··· Task data

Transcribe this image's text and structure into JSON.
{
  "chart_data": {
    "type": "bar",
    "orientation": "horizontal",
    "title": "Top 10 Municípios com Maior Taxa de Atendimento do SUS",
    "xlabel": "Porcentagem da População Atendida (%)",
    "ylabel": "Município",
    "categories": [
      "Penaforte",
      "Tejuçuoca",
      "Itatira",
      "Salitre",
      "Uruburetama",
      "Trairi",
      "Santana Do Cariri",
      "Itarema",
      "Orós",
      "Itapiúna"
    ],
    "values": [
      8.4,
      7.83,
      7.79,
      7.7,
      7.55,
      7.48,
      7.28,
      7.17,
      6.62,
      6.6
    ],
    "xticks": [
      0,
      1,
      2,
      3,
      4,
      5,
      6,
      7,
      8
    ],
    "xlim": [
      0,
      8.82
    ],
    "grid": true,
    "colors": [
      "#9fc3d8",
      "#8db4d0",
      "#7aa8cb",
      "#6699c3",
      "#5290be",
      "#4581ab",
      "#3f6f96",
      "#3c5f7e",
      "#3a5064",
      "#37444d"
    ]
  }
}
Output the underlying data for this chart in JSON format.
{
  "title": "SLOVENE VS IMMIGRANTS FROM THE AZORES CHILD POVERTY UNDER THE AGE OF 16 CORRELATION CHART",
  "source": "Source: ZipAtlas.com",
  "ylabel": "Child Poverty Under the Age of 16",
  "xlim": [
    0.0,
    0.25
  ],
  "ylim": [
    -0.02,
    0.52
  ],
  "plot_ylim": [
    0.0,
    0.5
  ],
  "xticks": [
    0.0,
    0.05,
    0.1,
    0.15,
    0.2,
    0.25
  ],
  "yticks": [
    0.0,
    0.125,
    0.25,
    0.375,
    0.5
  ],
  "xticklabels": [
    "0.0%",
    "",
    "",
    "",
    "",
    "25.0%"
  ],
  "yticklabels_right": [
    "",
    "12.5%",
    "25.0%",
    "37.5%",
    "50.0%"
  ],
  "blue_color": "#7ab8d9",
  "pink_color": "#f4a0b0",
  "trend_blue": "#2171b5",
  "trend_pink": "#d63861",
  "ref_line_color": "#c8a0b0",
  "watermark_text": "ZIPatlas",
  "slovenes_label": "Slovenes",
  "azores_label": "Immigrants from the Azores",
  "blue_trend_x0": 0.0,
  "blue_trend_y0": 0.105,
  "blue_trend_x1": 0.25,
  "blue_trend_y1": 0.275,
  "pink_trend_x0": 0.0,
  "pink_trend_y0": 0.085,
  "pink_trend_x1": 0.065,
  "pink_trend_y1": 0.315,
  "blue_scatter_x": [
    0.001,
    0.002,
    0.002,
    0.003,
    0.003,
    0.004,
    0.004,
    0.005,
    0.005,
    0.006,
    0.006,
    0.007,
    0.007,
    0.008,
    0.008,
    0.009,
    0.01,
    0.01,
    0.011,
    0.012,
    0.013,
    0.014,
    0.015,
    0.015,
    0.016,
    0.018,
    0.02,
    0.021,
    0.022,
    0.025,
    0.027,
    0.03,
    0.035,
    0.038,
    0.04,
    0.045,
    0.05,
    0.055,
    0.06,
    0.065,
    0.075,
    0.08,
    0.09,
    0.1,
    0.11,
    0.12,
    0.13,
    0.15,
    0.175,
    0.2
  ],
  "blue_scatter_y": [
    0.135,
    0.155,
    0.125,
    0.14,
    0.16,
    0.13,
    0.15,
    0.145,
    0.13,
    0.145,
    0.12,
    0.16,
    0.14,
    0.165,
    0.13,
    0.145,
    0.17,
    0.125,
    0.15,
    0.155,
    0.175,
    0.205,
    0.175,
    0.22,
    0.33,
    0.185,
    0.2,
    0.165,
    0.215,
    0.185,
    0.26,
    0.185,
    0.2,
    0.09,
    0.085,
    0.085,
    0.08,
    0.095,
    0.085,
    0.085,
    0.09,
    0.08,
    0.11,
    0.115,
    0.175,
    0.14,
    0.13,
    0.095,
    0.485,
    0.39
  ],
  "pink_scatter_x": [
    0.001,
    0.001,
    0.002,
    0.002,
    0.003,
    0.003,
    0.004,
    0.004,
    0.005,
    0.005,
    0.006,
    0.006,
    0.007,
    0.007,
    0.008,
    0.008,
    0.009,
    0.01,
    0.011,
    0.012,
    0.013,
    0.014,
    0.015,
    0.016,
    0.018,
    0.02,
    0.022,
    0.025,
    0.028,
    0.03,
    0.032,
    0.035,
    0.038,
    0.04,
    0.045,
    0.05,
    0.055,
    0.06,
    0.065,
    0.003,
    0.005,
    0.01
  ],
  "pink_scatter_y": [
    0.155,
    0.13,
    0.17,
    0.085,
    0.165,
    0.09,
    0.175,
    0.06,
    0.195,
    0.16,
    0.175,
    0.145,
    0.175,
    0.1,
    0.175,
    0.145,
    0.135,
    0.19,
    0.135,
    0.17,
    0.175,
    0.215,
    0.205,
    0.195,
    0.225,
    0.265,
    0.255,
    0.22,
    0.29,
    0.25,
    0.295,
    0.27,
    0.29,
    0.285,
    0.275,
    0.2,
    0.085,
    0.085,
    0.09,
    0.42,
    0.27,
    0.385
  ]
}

······

» What this task involves
Retype all the records, matching them exactly.

» Response to this task
Transcribe this image's text and structure into JSON.
{
  "chart_data": {
    "type": "bar",
    "orientation": "horizontal",
    "title": "Top 10 Municípios com Maior Taxa de Atendimento do SUS",
    "xlabel": "Porcentagem da População Atendida (%)",
    "ylabel": "Município",
    "categories": [
      "Penaforte",
      "Tejuçuoca",
      "Itatira",
      "Salitre",
      "Uruburetama",
      "Trairi",
      "Santana Do Cariri",
      "Itarema",
      "Orós",
      "Itapiúna"
    ],
    "values": [
      8.4,
      7.83,
      7.79,
      7.7,
      7.55,
      7.48,
      7.28,
      7.17,
      6.62,
      6.6
    ],
    "xticks": [
      0,
      1,
      2,
      3,
      4,
      5,
      6,
      7,
      8
    ],
    "xlim": [
      0,
      8.82
    ],
    "grid": true,
    "colors": [
      "#9fc3d8",
      "#8db4d0",
      "#7aa8cb",
      "#6699c3",
      "#5290be",
      "#4581ab",
      "#3f6f96",
      "#3c5f7e",
      "#3a5064",
      "#37444d"
    ]
  }
}
Output the underlying data for this chart in JSON format.
{
  "title": "SLOVENE VS IMMIGRANTS FROM THE AZORES CHILD POVERTY UNDER THE AGE OF 16 CORRELATION CHART",
  "source": "Source: ZipAtlas.com",
  "ylabel": "Child Poverty Under the Age of 16",
  "xlim": [
    0.0,
    0.25
  ],
  "ylim": [
    -0.02,
    0.52
  ],
  "plot_ylim": [
    0.0,
    0.5
  ],
  "xticks": [
    0.0,
    0.05,
    0.1,
    0.15,
    0.2,
    0.25
  ],
  "yticks": [
    0.0,
    0.125,
    0.25,
    0.375,
    0.5
  ],
  "xticklabels": [
    "0.0%",
    "",
    "",
    "",
    "",
    "25.0%"
  ],
  "yticklabels_right": [
    "",
    "12.5%",
    "25.0%",
    "37.5%",
    "50.0%"
  ],
  "blue_color": "#7ab8d9",
  "pink_color": "#f4a0b0",
  "trend_blue": "#2171b5",
  "trend_pink": "#d63861",
  "ref_line_color": "#c8a0b0",
  "watermark_text": "ZIPatlas",
  "slovenes_label": "Slovenes",
  "azores_label": "Immigrants from the Azores",
  "blue_trend_x0": 0.0,
  "blue_trend_y0": 0.105,
  "blue_trend_x1": 0.25,
  "blue_trend_y1": 0.275,
  "pink_trend_x0": 0.0,
  "pink_trend_y0": 0.085,
  "pink_trend_x1": 0.065,
  "pink_trend_y1": 0.315,
  "blue_scatter_x": [
    0.001,
    0.002,
    0.002,
    0.003,
    0.003,
    0.004,
    0.004,
    0.005,
    0.005,
    0.006,
    0.006,
    0.007,
    0.007,
    0.008,
    0.008,
    0.009,
    0.01,
    0.01,
    0.011,
    0.012,
    0.013,
    0.014,
    0.015,
    0.015,
    0.016,
    0.018,
    0.02,
    0.021,
    0.022,
    0.025,
    0.027,
    0.03,
    0.035,
    0.038,
    0.04,
    0.045,
    0.05,
    0.055,
    0.06,
    0.065,
    0.075,
    0.08,
    0.09,
    0.1,
    0.11,
    0.12,
    0.13,
    0.15,
    0.175,
    0.2
  ],
  "blue_scatter_y": [
    0.135,
    0.155,
    0.125,
    0.14,
    0.16,
    0.13,
    0.15,
    0.145,
    0.13,
    0.145,
    0.12,
    0.16,
    0.14,
    0.165,
    0.13,
    0.145,
    0.17,
    0.125,
    0.15,
    0.155,
    0.175,
    0.205,
    0.175,
    0.22,
    0.33,
    0.185,
    0.2,
    0.165,
    0.215,
    0.185,
    0.26,
    0.185,
    0.2,
    0.09,
    0.085,
    0.085,
    0.08,
    0.095,
    0.085,
    0.085,
    0.09,
    0.08,
    0.11,
    0.115,
    0.175,
    0.14,
    0.13,
    0.095,
    0.485,
    0.39
  ],
  "pink_scatter_x": [
    0.001,
    0.001,
    0.002,
    0.002,
    0.003,
    0.003,
    0.004,
    0.004,
    0.005,
    0.005,
    0.006,
    0.006,
    0.007,
    0.007,
    0.008,
    0.008,
    0.009,
    0.01,
    0.011,
    0.012,
    0.013,
    0.014,
    0.015,
    0.016,
    0.018,
    0.02,
    0.022,
    0.025,
    0.028,
    0.03,
    0.032,
    0.035,
    0.038,
    0.04,
    0.045,
    0.05,
    0.055,
    0.06,
    0.065,
    0.003,
    0.005,
    0.01
  ],
  "pink_scatter_y": [
    0.155,
    0.13,
    0.17,
    0.085,
    0.165,
    0.09,
    0.175,
    0.06,
    0.195,
    0.16,
    0.175,
    0.145,
    0.175,
    0.1,
    0.175,
    0.145,
    0.135,
    0.19,
    0.135,
    0.17,
    0.175,
    0.215,
    0.205,
    0.195,
    0.225,
    0.265,
    0.255,
    0.22,
    0.29,
    0.25,
    0.295,
    0.27,
    0.29,
    0.285,
    0.275,
    0.2,
    0.085,
    0.085,
    0.09,
    0.42,
    0.27,
    0.385
  ]
}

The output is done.